**DATASET RECORDS**

====

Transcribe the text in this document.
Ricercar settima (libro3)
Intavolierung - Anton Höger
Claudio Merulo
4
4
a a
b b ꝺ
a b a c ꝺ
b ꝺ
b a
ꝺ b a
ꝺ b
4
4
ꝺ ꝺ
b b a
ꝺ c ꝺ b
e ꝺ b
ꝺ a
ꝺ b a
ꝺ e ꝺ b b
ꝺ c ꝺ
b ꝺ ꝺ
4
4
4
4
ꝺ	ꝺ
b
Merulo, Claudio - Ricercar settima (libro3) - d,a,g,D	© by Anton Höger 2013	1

====

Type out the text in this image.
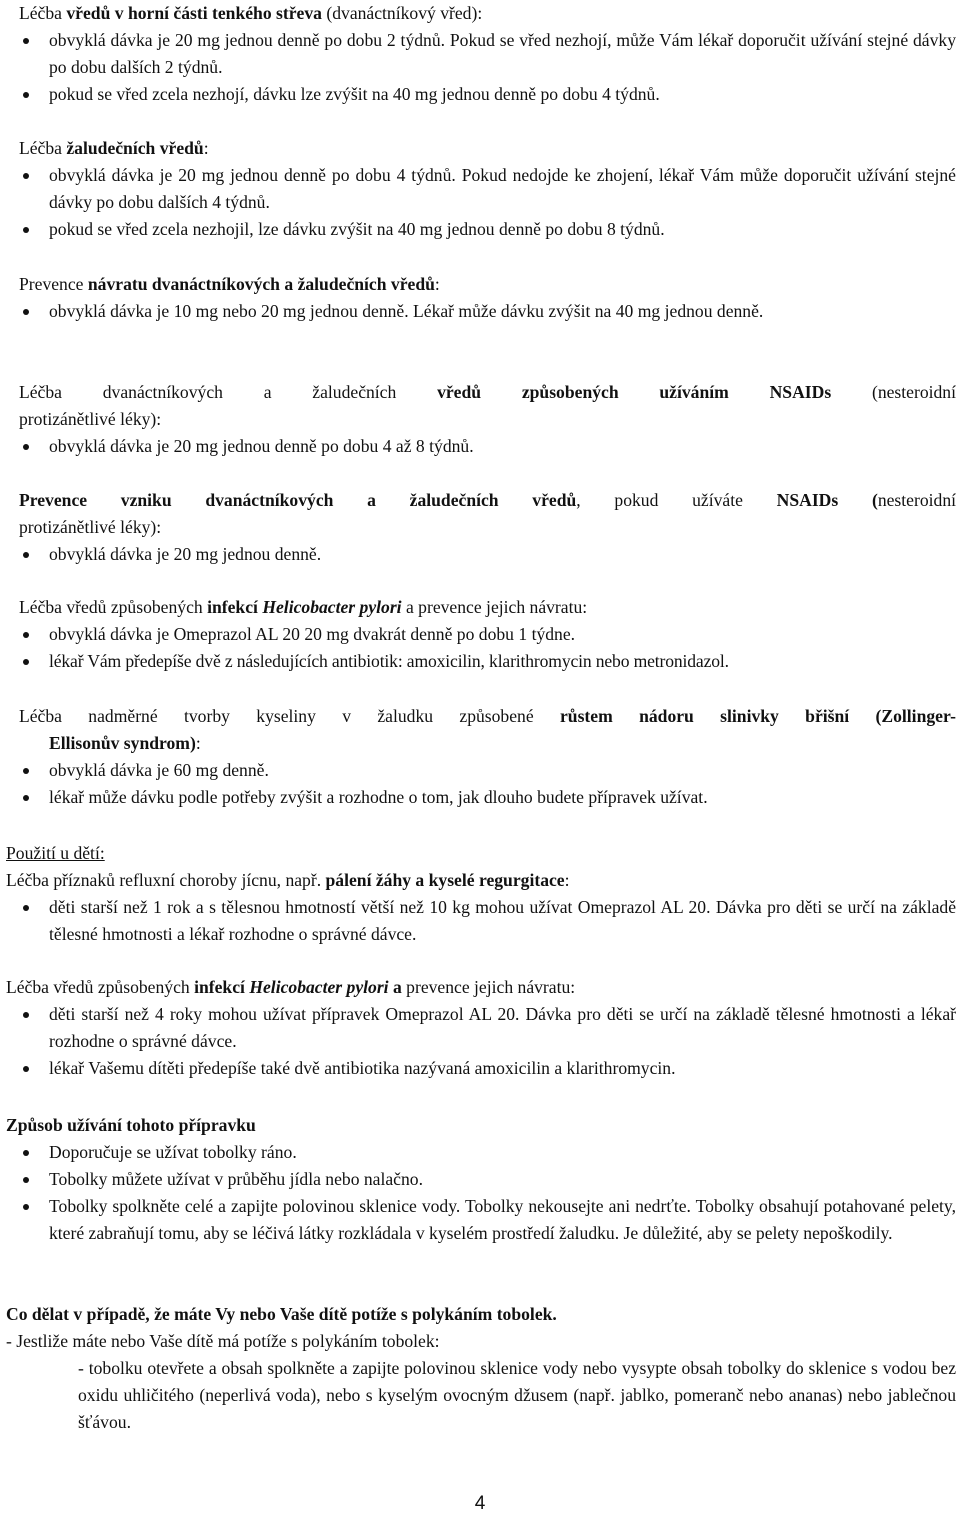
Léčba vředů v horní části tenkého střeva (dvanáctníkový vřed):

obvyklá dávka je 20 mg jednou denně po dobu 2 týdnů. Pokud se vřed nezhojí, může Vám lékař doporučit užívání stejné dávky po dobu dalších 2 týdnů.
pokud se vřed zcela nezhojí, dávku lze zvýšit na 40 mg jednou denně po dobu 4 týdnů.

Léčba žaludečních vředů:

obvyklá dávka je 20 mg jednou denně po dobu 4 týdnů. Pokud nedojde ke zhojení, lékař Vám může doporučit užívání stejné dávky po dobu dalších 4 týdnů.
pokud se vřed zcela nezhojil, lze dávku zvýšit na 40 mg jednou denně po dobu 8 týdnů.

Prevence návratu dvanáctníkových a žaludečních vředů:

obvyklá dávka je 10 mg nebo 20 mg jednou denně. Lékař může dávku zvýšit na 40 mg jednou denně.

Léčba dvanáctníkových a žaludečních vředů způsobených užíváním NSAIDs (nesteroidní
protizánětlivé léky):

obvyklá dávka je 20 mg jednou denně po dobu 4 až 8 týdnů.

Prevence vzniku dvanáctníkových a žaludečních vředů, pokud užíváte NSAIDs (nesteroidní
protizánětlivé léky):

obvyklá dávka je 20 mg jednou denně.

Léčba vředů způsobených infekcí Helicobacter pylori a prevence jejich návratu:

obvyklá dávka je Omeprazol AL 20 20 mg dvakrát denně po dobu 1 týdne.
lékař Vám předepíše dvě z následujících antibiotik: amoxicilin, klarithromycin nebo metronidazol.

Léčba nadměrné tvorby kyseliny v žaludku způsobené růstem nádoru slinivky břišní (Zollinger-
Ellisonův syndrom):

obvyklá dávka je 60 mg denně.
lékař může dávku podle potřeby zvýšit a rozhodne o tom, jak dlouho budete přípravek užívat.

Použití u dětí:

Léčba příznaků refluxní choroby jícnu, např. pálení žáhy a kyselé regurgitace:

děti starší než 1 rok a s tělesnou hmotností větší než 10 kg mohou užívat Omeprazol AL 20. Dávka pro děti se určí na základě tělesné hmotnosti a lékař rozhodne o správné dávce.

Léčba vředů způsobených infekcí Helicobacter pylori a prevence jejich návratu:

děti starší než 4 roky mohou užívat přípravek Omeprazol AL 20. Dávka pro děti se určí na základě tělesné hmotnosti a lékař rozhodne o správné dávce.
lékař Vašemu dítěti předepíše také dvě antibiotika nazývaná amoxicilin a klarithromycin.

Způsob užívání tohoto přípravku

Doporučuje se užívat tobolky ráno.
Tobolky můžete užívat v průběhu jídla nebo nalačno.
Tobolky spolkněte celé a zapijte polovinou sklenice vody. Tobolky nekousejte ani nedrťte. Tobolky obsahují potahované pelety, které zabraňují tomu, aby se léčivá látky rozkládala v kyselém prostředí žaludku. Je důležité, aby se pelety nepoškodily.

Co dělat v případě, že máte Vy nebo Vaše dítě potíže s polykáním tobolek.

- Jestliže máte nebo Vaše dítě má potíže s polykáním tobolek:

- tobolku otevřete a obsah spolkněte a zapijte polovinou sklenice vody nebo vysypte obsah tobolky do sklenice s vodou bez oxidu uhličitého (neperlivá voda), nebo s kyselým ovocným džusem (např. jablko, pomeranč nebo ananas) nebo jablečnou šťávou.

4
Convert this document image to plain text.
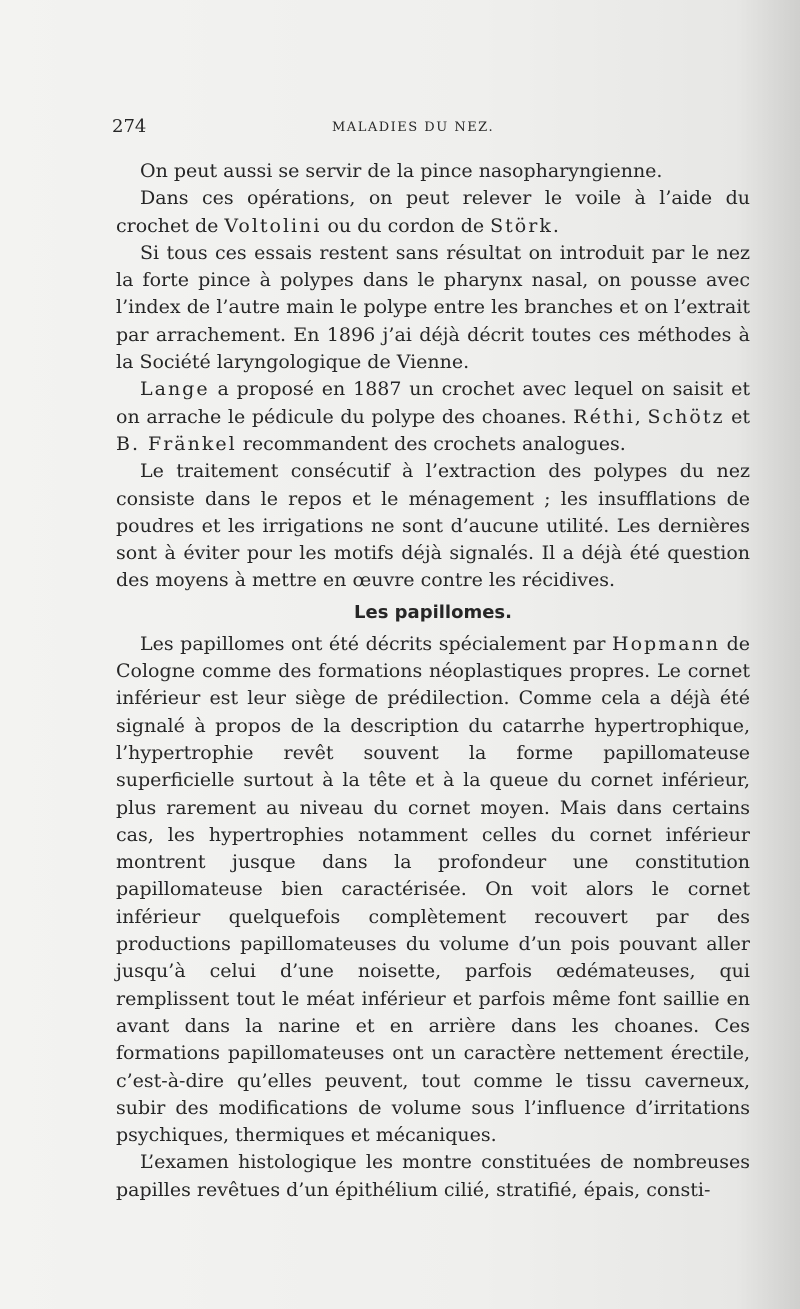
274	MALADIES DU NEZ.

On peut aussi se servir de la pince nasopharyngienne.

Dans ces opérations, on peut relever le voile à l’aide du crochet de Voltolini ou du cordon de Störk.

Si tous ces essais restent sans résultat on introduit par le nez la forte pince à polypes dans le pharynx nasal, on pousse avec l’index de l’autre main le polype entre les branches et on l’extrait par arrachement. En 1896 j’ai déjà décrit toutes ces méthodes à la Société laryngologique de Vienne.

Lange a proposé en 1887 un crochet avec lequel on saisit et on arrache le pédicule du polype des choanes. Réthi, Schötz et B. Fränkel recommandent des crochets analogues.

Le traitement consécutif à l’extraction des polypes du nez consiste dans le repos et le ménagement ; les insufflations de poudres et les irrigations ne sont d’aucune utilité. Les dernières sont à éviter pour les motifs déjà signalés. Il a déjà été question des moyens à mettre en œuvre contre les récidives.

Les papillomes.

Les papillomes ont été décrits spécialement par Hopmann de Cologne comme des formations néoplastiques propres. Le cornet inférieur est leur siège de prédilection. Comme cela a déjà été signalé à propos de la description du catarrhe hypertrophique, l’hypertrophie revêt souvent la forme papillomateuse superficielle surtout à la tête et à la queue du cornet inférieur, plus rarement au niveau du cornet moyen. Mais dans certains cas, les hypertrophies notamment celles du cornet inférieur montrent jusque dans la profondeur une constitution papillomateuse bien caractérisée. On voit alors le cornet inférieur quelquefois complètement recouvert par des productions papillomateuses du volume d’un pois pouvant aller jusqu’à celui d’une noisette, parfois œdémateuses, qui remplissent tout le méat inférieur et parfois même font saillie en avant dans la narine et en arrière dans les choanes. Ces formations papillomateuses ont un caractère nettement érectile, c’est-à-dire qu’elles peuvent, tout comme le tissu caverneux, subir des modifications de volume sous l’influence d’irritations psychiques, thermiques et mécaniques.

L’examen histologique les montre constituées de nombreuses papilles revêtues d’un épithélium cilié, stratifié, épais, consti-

====

**EXERCISE OBJECTIVE**
Look for the word "hmotnosti" and return every line where it occurs.

**FULL RESPONSE**
děti starší než 1 rok a s tělesnou hmotností větší než 10 kg mohou užívat Omeprazol AL 20. Dávka pro děti se určí na základě tělesné hmotnosti a lékař rozhodne o správné dávce.
děti starší než 4 roky mohou užívat přípravek Omeprazol AL 20. Dávka pro děti se určí na základě tělesné hmotnosti a lékař rozhodne o správné dávce.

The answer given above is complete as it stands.